§ Set problem
Pictures within the data are to be left out; everything else must be reproduced exactly.

--- begin Excerpted data ---

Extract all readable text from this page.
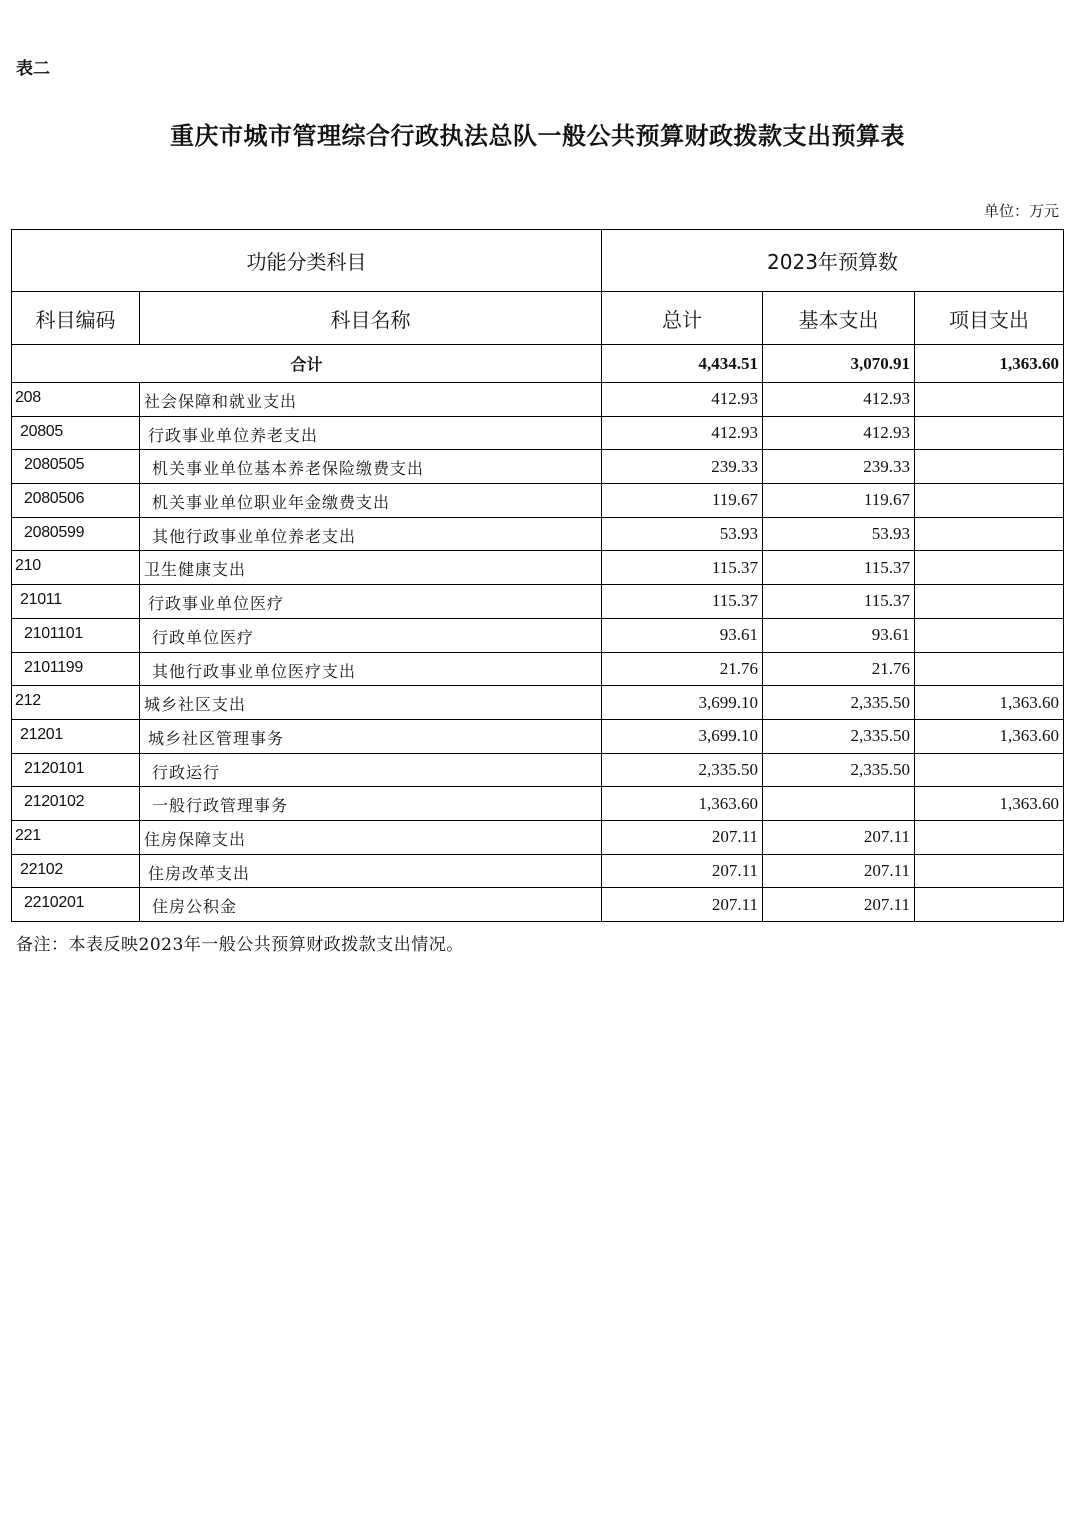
表二
重庆市城市管理综合行政执法总队一般公共预算财政拨款支出预算表
单位：万元
功能分类科目		2023年预算数		
科目编码	科目名称	总计	基本支出	项目支出
合计		4,434.51	3,070.91	1,363.60
208	社会保障和就业支出	412.93	412.93	
20805	行政事业单位养老支出	412.93	412.93	
2080505	机关事业单位基本养老保险缴费支出	239.33	239.33	
2080506	机关事业单位职业年金缴费支出	119.67	119.67	
2080599	其他行政事业单位养老支出	53.93	53.93	
210	卫生健康支出	115.37	115.37	
21011	行政事业单位医疗	115.37	115.37	
2101101	行政单位医疗	93.61	93.61	
2101199	其他行政事业单位医疗支出	21.76	21.76	
212	城乡社区支出	3,699.10	2,335.50	1,363.60
21201	城乡社区管理事务	3,699.10	2,335.50	1,363.60
2120101	行政运行	2,335.50	2,335.50	
2120102	一般行政管理事务	1,363.60		1,363.60
221	住房保障支出	207.11	207.11	
22102	住房改革支出	207.11	207.11	
2210201	住房公积金	207.11	207.11	
备注：本表反映2023年一般公共预算财政拨款支出情况。
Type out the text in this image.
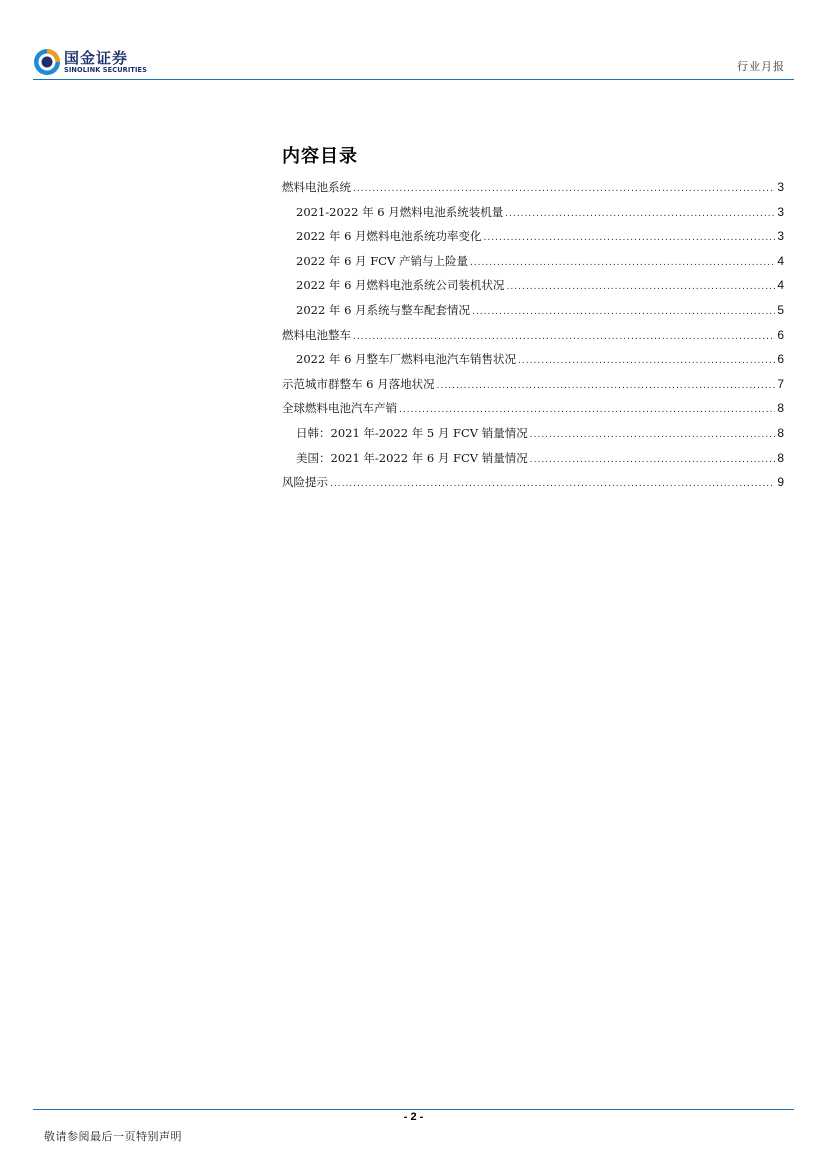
国金证券
SINOLINK SECURITIES	行业月报
内容目录
燃料电池系统 .....	3
2021-2022 年 6 月燃料电池系统装机量 .....	3
2022 年 6 月燃料电池系统功率变化 .....	3
2022 年 6 月 FCV 产销与上险量 .....	4
2022 年 6 月燃料电池系统公司装机状况 .....	4
2022 年 6 月系统与整车配套情况 .....	5
燃料电池整车 .....	6
2022 年 6 月整车厂燃料电池汽车销售状况 .....	6
示范城市群整车 6 月落地状况 .....	7
全球燃料电池汽车产销 .....	8
日韩：2021 年-2022 年 5 月 FCV 销量情况 .....	8
美国：2021 年-2022 年 6 月 FCV 销量情况 .....	8
风险提示 .....	9
- 2 -
敬请参阅最后一页特别声明
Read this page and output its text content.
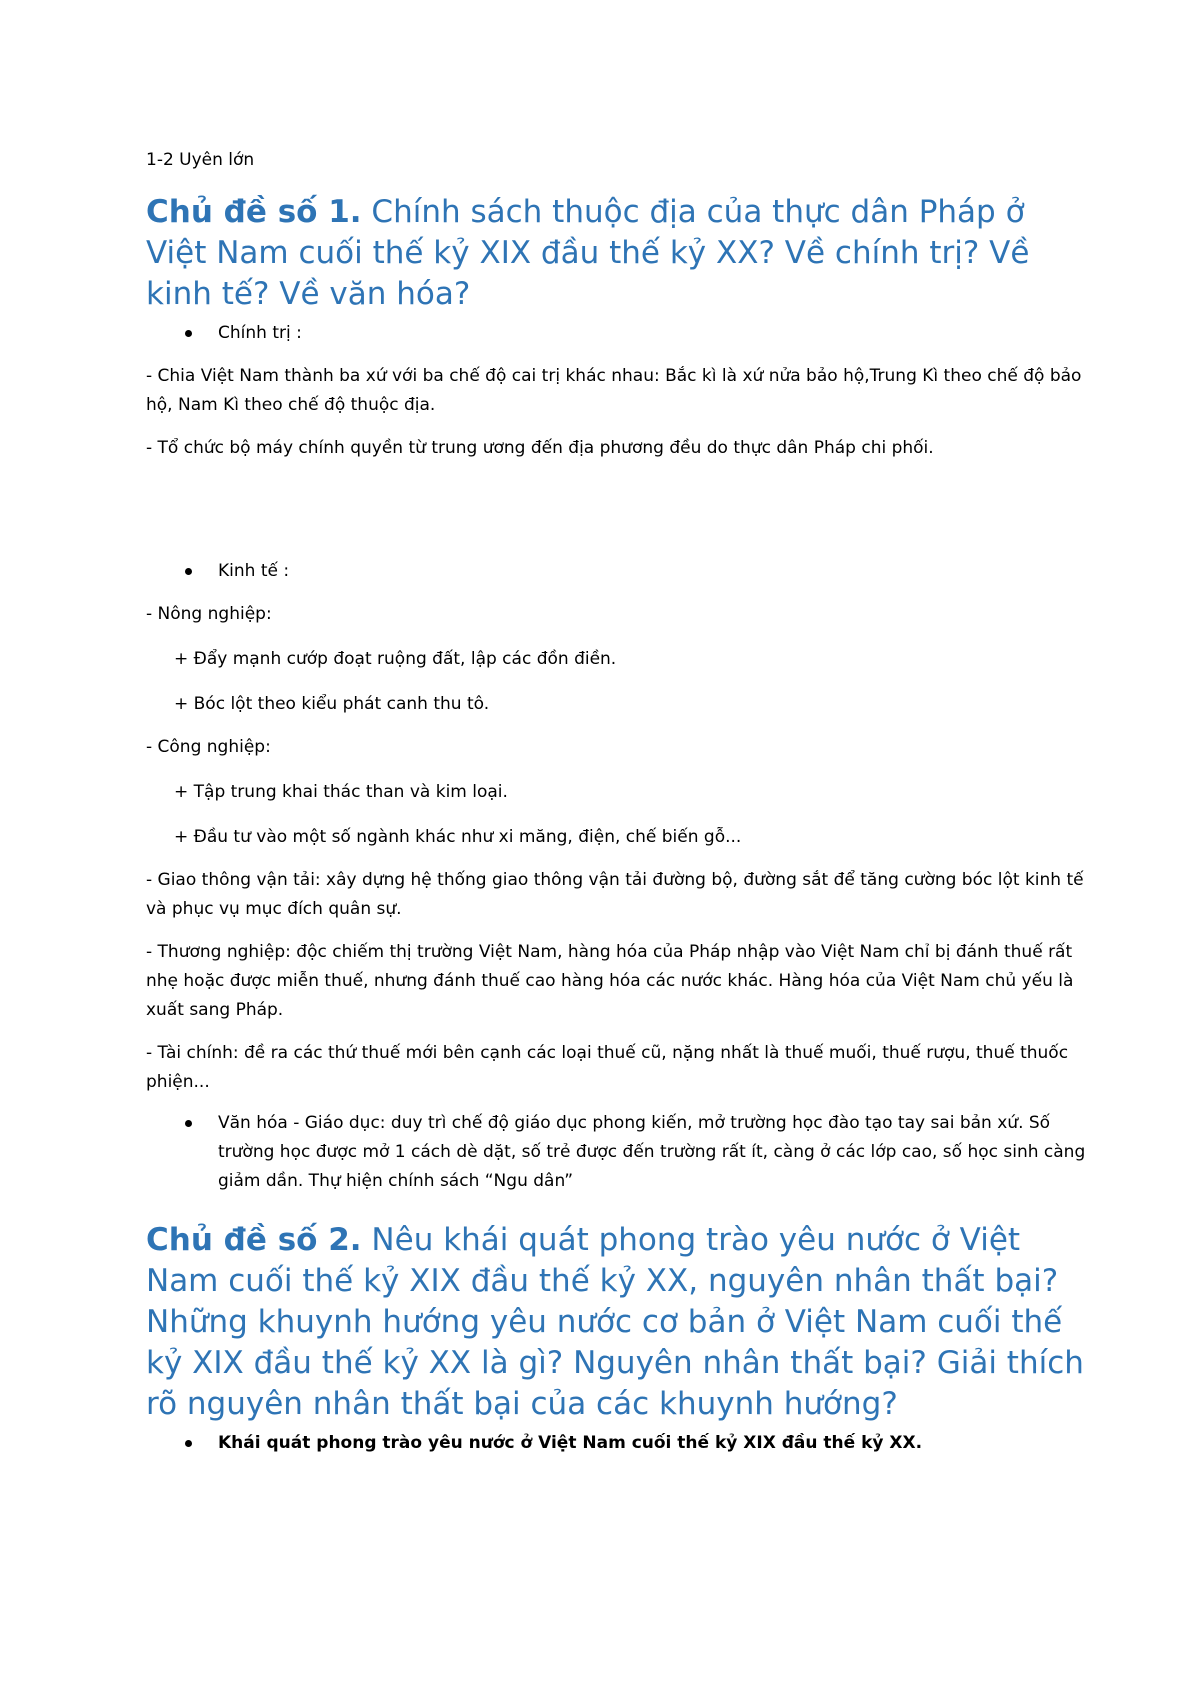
1-2 Uyên lớn
Chủ đề số 1. Chính sách thuộc địa của thực dân Pháp ở Việt Nam cuối thế kỷ XIX đầu thế kỷ XX? Về chính trị? Về kinh tế? Về văn hóa?
Chính trị :

- Chia Việt Nam thành ba xứ với ba chế độ cai trị khác nhau: Bắc kì là xứ nửa bảo hộ,Trung Kì theo chế độ bảo hộ, Nam Kì theo chế độ thuộc địa.

- Tổ chức bộ máy chính quyền từ trung ương đến địa phương đều do thực dân Pháp chi phối.

Kinh tế :

- Nông nghiệp:

+ Đẩy mạnh cướp đoạt ruộng đất, lập các đồn điền.

+ Bóc lột theo kiểu phát canh thu tô.

- Công nghiệp:

+ Tập trung khai thác than và kim loại.

+ Đầu tư vào một số ngành khác như xi măng, điện, chế biến gỗ...

- Giao thông vận tải: xây dựng hệ thống giao thông vận tải đường bộ, đường sắt để tăng cường bóc lột kinh tế và phục vụ mục đích quân sự.

- Thương nghiệp: độc chiếm thị trường Việt Nam, hàng hóa của Pháp nhập vào Việt Nam chỉ bị đánh thuế rất nhẹ hoặc được miễn thuế, nhưng đánh thuế cao hàng hóa các nước khác. Hàng hóa của Việt Nam chủ yếu là xuất sang Pháp.

- Tài chính: đề ra các thứ thuế mới bên cạnh các loại thuế cũ, nặng nhất là thuế muối, thuế rượu, thuế thuốc phiện...

Văn hóa - Giáo dục: duy trì chế độ giáo dục phong kiến, mở trường học đào tạo tay sai bản xứ. Số trường học được mở 1 cách dè dặt, số trẻ được đến trường rất ít, càng ở các lớp cao, số học sinh càng giảm dần. Thự hiện chính sách “Ngu dân”
Chủ đề số 2. Nêu khái quát phong trào yêu nước ở Việt Nam cuối thế kỷ XIX đầu thế kỷ XX, nguyên nhân thất bại? Những khuynh hướng yêu nước cơ bản ở Việt Nam cuối thế kỷ XIX đầu thế kỷ XX là gì? Nguyên nhân thất bại? Giải thích rõ nguyên nhân thất bại của các khuynh hướng?
Khái quát phong trào yêu nước ở Việt Nam cuối thế kỷ XIX đầu thế kỷ XX.
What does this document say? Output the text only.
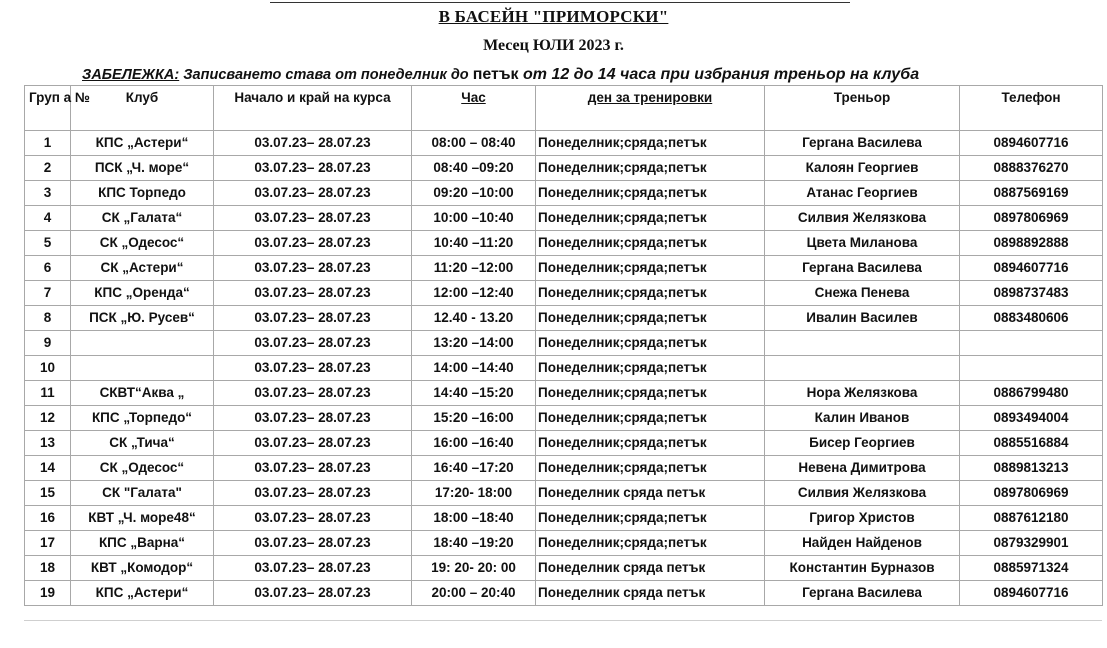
В БАСЕЙН "ПРИМОРСКИ"
Месец ЮЛИ 2023 г.
ЗАБЕЛЕЖКА: Записването става от понеделник до петък от 12 до 14 часа при избрания треньор на клуба
Груп а №	Клуб	Начало и край на курса	Час	ден за тренировки	Треньор	Телефон
1	КПС „Астери“	03.07.23– 28.07.23	08:00 – 08:40	Понеделник;сряда;петък	Гергана Василева	0894607716
2	ПСК „Ч. море“	03.07.23– 28.07.23	08:40 –09:20	Понеделник;сряда;петък	Калоян Георгиев	0888376270
3	КПС Торпедо	03.07.23– 28.07.23	09:20 –10:00	Понеделник;сряда;петък	Атанас Георгиев	0887569169
4	СК „Галата“	03.07.23– 28.07.23	10:00 –10:40	Понеделник;сряда;петък	Силвия Желязкова	0897806969
5	СК „Одесос“	03.07.23– 28.07.23	10:40 –11:20	Понеделник;сряда;петък	Цвета Миланова	0898892888
6	СК „Астери“	03.07.23– 28.07.23	11:20 –12:00	Понеделник;сряда;петък	Гергана Василева	0894607716
7	КПС „Оренда“	03.07.23– 28.07.23	12:00 –12:40	Понеделник;сряда;петък	Снежа Пенева	0898737483
8	ПСК „Ю. Русев“	03.07.23– 28.07.23	12.40 - 13.20	Понеделник;сряда;петък	Ивалин Василев	0883480606
9		03.07.23– 28.07.23	13:20 –14:00	Понеделник;сряда;петък		
10		03.07.23– 28.07.23	14:00 –14:40	Понеделник;сряда;петък		
11	СКВТ“Аква „	03.07.23– 28.07.23	14:40 –15:20	Понеделник;сряда;петък	Нора Желязкова	0886799480
12	КПС „Торпедо“	03.07.23– 28.07.23	15:20 –16:00	Понеделник;сряда;петък	Калин Иванов	0893494004
13	СК „Тича“	03.07.23– 28.07.23	16:00 –16:40	Понеделник;сряда;петък	Бисер Георгиев	0885516884
14	СК „Одесос“	03.07.23– 28.07.23	16:40 –17:20	Понеделник;сряда;петък	Невена Димитрова	0889813213
15	СК "Галата"	03.07.23– 28.07.23	17:20- 18:00	Понеделник сряда петък	Силвия Желязкова	0897806969
16	КВТ „Ч. море48“	03.07.23– 28.07.23	18:00 –18:40	Понеделник;сряда;петък	Григор Христов	0887612180
17	КПС „Варна“	03.07.23– 28.07.23	18:40 –19:20	Понеделник;сряда;петък	Найден Найденов	0879329901
18	КВТ „Комодор“	03.07.23– 28.07.23	19: 20- 20: 00	Понеделник сряда петък	Константин Бурназов	0885971324
19	КПС „Астери“	03.07.23– 28.07.23	20:00 – 20:40	Понеделник сряда петък	Гергана Василева	0894607716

--- end Excerpted data ---

§ Problem solution
Extract all readable text from this page.
表二
重庆市城市管理综合行政执法总队一般公共预算财政拨款支出预算表
单位：万元
功能分类科目		2023年预算数		
科目编码	科目名称	总计	基本支出	项目支出
合计		4,434.51	3,070.91	1,363.60
208	社会保障和就业支出	412.93	412.93	
20805	行政事业单位养老支出	412.93	412.93	
2080505	机关事业单位基本养老保险缴费支出	239.33	239.33	
2080506	机关事业单位职业年金缴费支出	119.67	119.67	
2080599	其他行政事业单位养老支出	53.93	53.93	
210	卫生健康支出	115.37	115.37	
21011	行政事业单位医疗	115.37	115.37	
2101101	行政单位医疗	93.61	93.61	
2101199	其他行政事业单位医疗支出	21.76	21.76	
212	城乡社区支出	3,699.10	2,335.50	1,363.60
21201	城乡社区管理事务	3,699.10	2,335.50	1,363.60
2120101	行政运行	2,335.50	2,335.50	
2120102	一般行政管理事务	1,363.60		1,363.60
221	住房保障支出	207.11	207.11	
22102	住房改革支出	207.11	207.11	
2210201	住房公积金	207.11	207.11	
备注：本表反映2023年一般公共预算财政拨款支出情况。
Type out the text in this image.
国金证券
SINOLINK SECURITIES	行业月报
内容目录
燃料电池系统 .....	3
2021-2022 年 6 月燃料电池系统装机量 .....	3
2022 年 6 月燃料电池系统功率变化 .....	3
2022 年 6 月 FCV 产销与上险量 .....	4
2022 年 6 月燃料电池系统公司装机状况 .....	4
2022 年 6 月系统与整车配套情况 .....	5
燃料电池整车 .....	6
2022 年 6 月整车厂燃料电池汽车销售状况 .....	6
示范城市群整车 6 月落地状况 .....	7
全球燃料电池汽车产销 .....	8
日韩：2021 年-2022 年 5 月 FCV 销量情况 .....	8
美国：2021 年-2022 年 6 月 FCV 销量情况 .....	8
风险提示 .....	9
- 2 -
敬请参阅最后一页特别声明
Read this page and output its text content.
1-2 Uyên lớn
Chủ đề số 1. Chính sách thuộc địa của thực dân Pháp ở Việt Nam cuối thế kỷ XIX đầu thế kỷ XX? Về chính trị? Về kinh tế? Về văn hóa?
Chính trị :

- Chia Việt Nam thành ba xứ với ba chế độ cai trị khác nhau: Bắc kì là xứ nửa bảo hộ,Trung Kì theo chế độ bảo hộ, Nam Kì theo chế độ thuộc địa.

- Tổ chức bộ máy chính quyền từ trung ương đến địa phương đều do thực dân Pháp chi phối.

Kinh tế :

- Nông nghiệp:

+ Đẩy mạnh cướp đoạt ruộng đất, lập các đồn điền.

+ Bóc lột theo kiểu phát canh thu tô.

- Công nghiệp:

+ Tập trung khai thác than và kim loại.

+ Đầu tư vào một số ngành khác như xi măng, điện, chế biến gỗ...

- Giao thông vận tải: xây dựng hệ thống giao thông vận tải đường bộ, đường sắt để tăng cường bóc lột kinh tế và phục vụ mục đích quân sự.

- Thương nghiệp: độc chiếm thị trường Việt Nam, hàng hóa của Pháp nhập vào Việt Nam chỉ bị đánh thuế rất nhẹ hoặc được miễn thuế, nhưng đánh thuế cao hàng hóa các nước khác. Hàng hóa của Việt Nam chủ yếu là xuất sang Pháp.

- Tài chính: đề ra các thứ thuế mới bên cạnh các loại thuế cũ, nặng nhất là thuế muối, thuế rượu, thuế thuốc phiện...

Văn hóa - Giáo dục: duy trì chế độ giáo dục phong kiến, mở trường học đào tạo tay sai bản xứ. Số trường học được mở 1 cách dè dặt, số trẻ được đến trường rất ít, càng ở các lớp cao, số học sinh càng giảm dần. Thự hiện chính sách “Ngu dân”
Chủ đề số 2. Nêu khái quát phong trào yêu nước ở Việt Nam cuối thế kỷ XIX đầu thế kỷ XX, nguyên nhân thất bại? Những khuynh hướng yêu nước cơ bản ở Việt Nam cuối thế kỷ XIX đầu thế kỷ XX là gì? Nguyên nhân thất bại? Giải thích rõ nguyên nhân thất bại của các khuynh hướng?
Khái quát phong trào yêu nước ở Việt Nam cuối thế kỷ XIX đầu thế kỷ XX.
What does this document say? Output the text only.
В БАСЕЙН "ПРИМОРСКИ"
Месец ЮЛИ 2023 г.
ЗАБЕЛЕЖКА: Записването става от понеделник до петък от 12 до 14 часа при избрания треньор на клуба
Груп а №	Клуб	Начало и край на курса	Час	ден за тренировки	Треньор	Телефон
1	КПС „Астери“	03.07.23– 28.07.23	08:00 – 08:40	Понеделник;сряда;петък	Гергана Василева	0894607716
2	ПСК „Ч. море“	03.07.23– 28.07.23	08:40 –09:20	Понеделник;сряда;петък	Калоян Георгиев	0888376270
3	КПС Торпедо	03.07.23– 28.07.23	09:20 –10:00	Понеделник;сряда;петък	Атанас Георгиев	0887569169
4	СК „Галата“	03.07.23– 28.07.23	10:00 –10:40	Понеделник;сряда;петък	Силвия Желязкова	0897806969
5	СК „Одесос“	03.07.23– 28.07.23	10:40 –11:20	Понеделник;сряда;петък	Цвета Миланова	0898892888
6	СК „Астери“	03.07.23– 28.07.23	11:20 –12:00	Понеделник;сряда;петък	Гергана Василева	0894607716
7	КПС „Оренда“	03.07.23– 28.07.23	12:00 –12:40	Понеделник;сряда;петък	Снежа Пенева	0898737483
8	ПСК „Ю. Русев“	03.07.23– 28.07.23	12.40 - 13.20	Понеделник;сряда;петък	Ивалин Василев	0883480606
9		03.07.23– 28.07.23	13:20 –14:00	Понеделник;сряда;петък		
10		03.07.23– 28.07.23	14:00 –14:40	Понеделник;сряда;петък		
11	СКВТ“Аква „	03.07.23– 28.07.23	14:40 –15:20	Понеделник;сряда;петък	Нора Желязкова	0886799480
12	КПС „Торпедо“	03.07.23– 28.07.23	15:20 –16:00	Понеделник;сряда;петък	Калин Иванов	0893494004
13	СК „Тича“	03.07.23– 28.07.23	16:00 –16:40	Понеделник;сряда;петък	Бисер Георгиев	0885516884
14	СК „Одесос“	03.07.23– 28.07.23	16:40 –17:20	Понеделник;сряда;петък	Невена Димитрова	0889813213
15	СК "Галата"	03.07.23– 28.07.23	17:20- 18:00	Понеделник сряда петък	Силвия Желязкова	0897806969
16	КВТ „Ч. море48“	03.07.23– 28.07.23	18:00 –18:40	Понеделник;сряда;петък	Григор Христов	0887612180
17	КПС „Варна“	03.07.23– 28.07.23	18:40 –19:20	Понеделник;сряда;петък	Найден Найденов	0879329901
18	КВТ „Комодор“	03.07.23– 28.07.23	19: 20- 20: 00	Понеделник сряда петък	Константин Бурназов	0885971324
19	КПС „Астери“	03.07.23– 28.07.23	20:00 – 20:40	Понеделник сряда петък	Гергана Василева	0894607716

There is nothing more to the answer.